**CONSIGNE 1:** Résumez en deux phrases l'article sur le débat migratoire en Europe, s'il vous plaît.

**ARTICLE:**
────
Articles par Lou-Ann Credot et Clarent Gerard
Le débat sur l’immigration au cœur des considérations en Europe
Avec le recul du parti nationaliste Droit et Justice en Pologne lors des élections du dimanche 15 octobre 2023, c’est aussi un recul pour les positions anti-immigrations du pays. Cela offre un espoir de voir le recul des partis populistes dans toute l’Europe qui montaient en puissance ces dernières années. Or dans le discours prononcé le 21 octobre 2023 par Olaf Scholz, le chancelier allemand, dans le journal Der Spiegel, montre bien que les débats autour de la question migratoire restent fortement présents en Europe.
Lors de son interview, le chancelier déclare « wir müssen endlich im großen Stil abschieden », « nous devons nous résoudre à des expulsions massives ». Il annonce ainsi vouloir « mieux faire la distinction » entre les nouveaux arrivants afin d’accueillir les exilés menacés dans leur pays ainsi que « la main d’œuvre dont nous avons besoin » tout en envoyant ceux qui ne correspondent pas à ces critères. Olaf Scholz veut ainsi aller plus loin que les contrôles aux frontières polonaise, suisse, tchèque et autrichienne annoncé le lundi 16 octobre.
Le discours du chancelier allemand s’inscrit dans des débats plus larges que l’on retrouve en Allemagne. Le parti Alternativ für Deutschland domine l’opposition au gouvernement de Scholz avec comme point central d’être anti-immigration. Selon les derniers sondages, le parti pourrait obtenir le vote de 19% des Allemands si des élections au niveau fédéral devaient avoir lieu. A la stupeur générale, un nouveau mouvement de gauche anti-immigration voit le jour le 24 octobre 2023 sous le nom de « Sahra Wagenknecht – pour la raison et la justice ». A la suite du discours du chancelier, la ministre de l’intérieur allemande, Nancy Faeser a présenté ce mercredi 25 octobre un projet de loi visant à faciliter les renvois de réfugiés sans droit de séjour.
────
(Relevés de mise en page)

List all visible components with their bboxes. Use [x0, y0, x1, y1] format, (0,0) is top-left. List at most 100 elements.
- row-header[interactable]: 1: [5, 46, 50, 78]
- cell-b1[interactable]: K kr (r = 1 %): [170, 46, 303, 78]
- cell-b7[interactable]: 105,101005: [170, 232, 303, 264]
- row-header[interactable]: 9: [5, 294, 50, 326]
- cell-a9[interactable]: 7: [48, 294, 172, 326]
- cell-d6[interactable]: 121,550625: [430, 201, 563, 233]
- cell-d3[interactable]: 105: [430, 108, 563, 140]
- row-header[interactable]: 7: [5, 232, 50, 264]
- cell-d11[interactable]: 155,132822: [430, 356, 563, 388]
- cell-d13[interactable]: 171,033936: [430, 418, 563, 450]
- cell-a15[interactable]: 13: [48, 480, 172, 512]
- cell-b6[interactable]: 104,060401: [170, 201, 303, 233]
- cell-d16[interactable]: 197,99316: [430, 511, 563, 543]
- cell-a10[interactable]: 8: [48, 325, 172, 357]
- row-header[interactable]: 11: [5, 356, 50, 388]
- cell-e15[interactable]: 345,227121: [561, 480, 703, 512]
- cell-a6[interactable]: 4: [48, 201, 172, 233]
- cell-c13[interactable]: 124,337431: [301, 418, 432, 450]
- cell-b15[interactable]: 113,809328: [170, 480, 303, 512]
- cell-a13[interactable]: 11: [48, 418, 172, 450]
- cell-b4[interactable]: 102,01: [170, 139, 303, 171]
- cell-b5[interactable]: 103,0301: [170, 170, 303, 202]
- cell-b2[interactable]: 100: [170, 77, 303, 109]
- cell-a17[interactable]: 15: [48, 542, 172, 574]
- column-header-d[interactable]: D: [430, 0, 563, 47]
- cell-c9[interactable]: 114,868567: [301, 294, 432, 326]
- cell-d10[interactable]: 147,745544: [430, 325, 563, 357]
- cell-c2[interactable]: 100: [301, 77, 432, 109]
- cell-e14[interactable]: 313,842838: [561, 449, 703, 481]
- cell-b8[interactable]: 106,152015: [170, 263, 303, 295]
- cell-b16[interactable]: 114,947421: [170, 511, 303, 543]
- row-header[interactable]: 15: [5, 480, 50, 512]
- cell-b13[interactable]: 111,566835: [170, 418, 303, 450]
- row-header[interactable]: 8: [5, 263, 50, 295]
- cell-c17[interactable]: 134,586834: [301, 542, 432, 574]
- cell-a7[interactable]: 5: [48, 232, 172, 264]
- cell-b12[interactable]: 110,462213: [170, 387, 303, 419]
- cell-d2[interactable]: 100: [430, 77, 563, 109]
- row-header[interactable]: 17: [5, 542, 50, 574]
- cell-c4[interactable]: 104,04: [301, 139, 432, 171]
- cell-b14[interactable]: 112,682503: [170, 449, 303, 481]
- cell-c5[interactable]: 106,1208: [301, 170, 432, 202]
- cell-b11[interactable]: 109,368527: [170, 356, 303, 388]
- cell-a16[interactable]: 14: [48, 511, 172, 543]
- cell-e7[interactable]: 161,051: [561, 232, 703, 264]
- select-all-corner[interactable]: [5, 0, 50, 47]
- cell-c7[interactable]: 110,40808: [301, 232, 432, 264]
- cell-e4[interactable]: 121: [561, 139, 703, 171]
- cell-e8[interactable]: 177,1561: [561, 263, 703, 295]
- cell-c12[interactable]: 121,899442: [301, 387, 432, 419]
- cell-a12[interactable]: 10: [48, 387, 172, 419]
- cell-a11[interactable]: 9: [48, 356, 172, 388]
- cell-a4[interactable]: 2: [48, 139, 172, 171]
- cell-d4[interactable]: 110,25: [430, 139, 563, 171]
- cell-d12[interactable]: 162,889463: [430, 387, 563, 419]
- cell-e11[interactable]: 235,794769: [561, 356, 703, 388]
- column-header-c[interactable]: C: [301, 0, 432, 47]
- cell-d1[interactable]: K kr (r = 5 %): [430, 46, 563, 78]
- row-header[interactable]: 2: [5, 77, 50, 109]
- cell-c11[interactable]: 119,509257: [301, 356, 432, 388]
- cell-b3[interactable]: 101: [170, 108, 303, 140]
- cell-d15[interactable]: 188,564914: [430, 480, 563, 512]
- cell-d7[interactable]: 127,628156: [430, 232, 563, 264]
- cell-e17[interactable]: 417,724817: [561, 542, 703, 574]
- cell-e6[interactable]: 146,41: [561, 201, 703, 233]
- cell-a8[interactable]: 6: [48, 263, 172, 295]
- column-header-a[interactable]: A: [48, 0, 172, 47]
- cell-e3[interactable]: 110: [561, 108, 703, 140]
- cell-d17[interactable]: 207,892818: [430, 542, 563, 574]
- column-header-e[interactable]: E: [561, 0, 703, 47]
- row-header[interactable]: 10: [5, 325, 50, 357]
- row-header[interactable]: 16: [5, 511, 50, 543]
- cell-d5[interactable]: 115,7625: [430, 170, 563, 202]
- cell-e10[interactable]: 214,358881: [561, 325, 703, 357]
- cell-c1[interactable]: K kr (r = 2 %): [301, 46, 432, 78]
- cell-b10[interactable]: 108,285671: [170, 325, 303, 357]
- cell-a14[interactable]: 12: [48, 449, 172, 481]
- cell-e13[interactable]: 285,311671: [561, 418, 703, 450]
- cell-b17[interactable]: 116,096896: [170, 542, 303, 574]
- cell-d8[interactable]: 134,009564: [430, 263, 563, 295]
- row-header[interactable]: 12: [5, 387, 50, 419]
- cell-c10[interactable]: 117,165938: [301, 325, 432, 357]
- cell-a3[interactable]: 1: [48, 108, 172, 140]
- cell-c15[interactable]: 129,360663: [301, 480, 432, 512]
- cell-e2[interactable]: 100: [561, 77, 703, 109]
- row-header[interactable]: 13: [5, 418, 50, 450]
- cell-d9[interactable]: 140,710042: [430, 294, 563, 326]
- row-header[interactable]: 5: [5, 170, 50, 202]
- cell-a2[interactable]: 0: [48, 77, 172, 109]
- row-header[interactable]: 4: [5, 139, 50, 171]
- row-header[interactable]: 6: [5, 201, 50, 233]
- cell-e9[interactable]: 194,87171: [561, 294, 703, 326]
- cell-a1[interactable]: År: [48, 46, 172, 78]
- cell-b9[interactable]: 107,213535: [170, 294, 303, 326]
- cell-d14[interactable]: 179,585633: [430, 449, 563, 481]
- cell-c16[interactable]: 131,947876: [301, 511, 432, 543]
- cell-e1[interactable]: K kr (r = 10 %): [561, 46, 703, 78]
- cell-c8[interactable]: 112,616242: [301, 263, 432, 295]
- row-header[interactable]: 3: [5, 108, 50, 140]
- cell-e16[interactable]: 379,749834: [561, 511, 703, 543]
────
**CONSIGNE 2:** Dans le listing, changez "row-header" en "row-label" du début jusqu'à la ligne contenant "- cell-d11[interactable]: 155,132822: [430, 356, 563, 388]", celle-ci comprise, sans rien modifier d'autre. Redonnez uniquement ces lignes.

**RÉPONSE COMPLÈTE 1:** Malgré le recul du parti nationaliste Droit et Justice aux élections polonaises du 15 octobre 2023, le débat sur l'immigration reste très présent en Europe, comme le montre l'interview donnée le 21 octobre 2023 au Spiegel par le chancelier allemand Olaf Scholz, qui y appelle à des expulsions massives. Ce discours s'inscrit dans un contexte allemand où le parti anti-immigration Alternativ für Deutschland domine l'opposition, où un nouveau mouvement de gauche anti-immigration est apparu le 24 octobre et où la ministre de l'Intérieur Nancy Faeser a présenté le 25 octobre un projet de loi facilitant les renvois de réfugiés sans droit de séjour.

**RÉPONSE COMPLÈTE 2:**
List all visible components with their bboxes. Use [x0, y0, x1, y1] format, (0,0) is top-left. List at most 100 elements.
- row-label[interactable]: 1: [5, 46, 50, 78]
- cell-b1[interactable]: K kr (r = 1 %): [170, 46, 303, 78]
- cell-b7[interactable]: 105,101005: [170, 232, 303, 264]
- row-label[interactable]: 9: [5, 294, 50, 326]
- cell-a9[interactable]: 7: [48, 294, 172, 326]
- cell-d6[interactable]: 121,550625: [430, 201, 563, 233]
- cell-d3[interactable]: 105: [430, 108, 563, 140]
- row-label[interactable]: 7: [5, 232, 50, 264]
- cell-d11[interactable]: 155,132822: [430, 356, 563, 388]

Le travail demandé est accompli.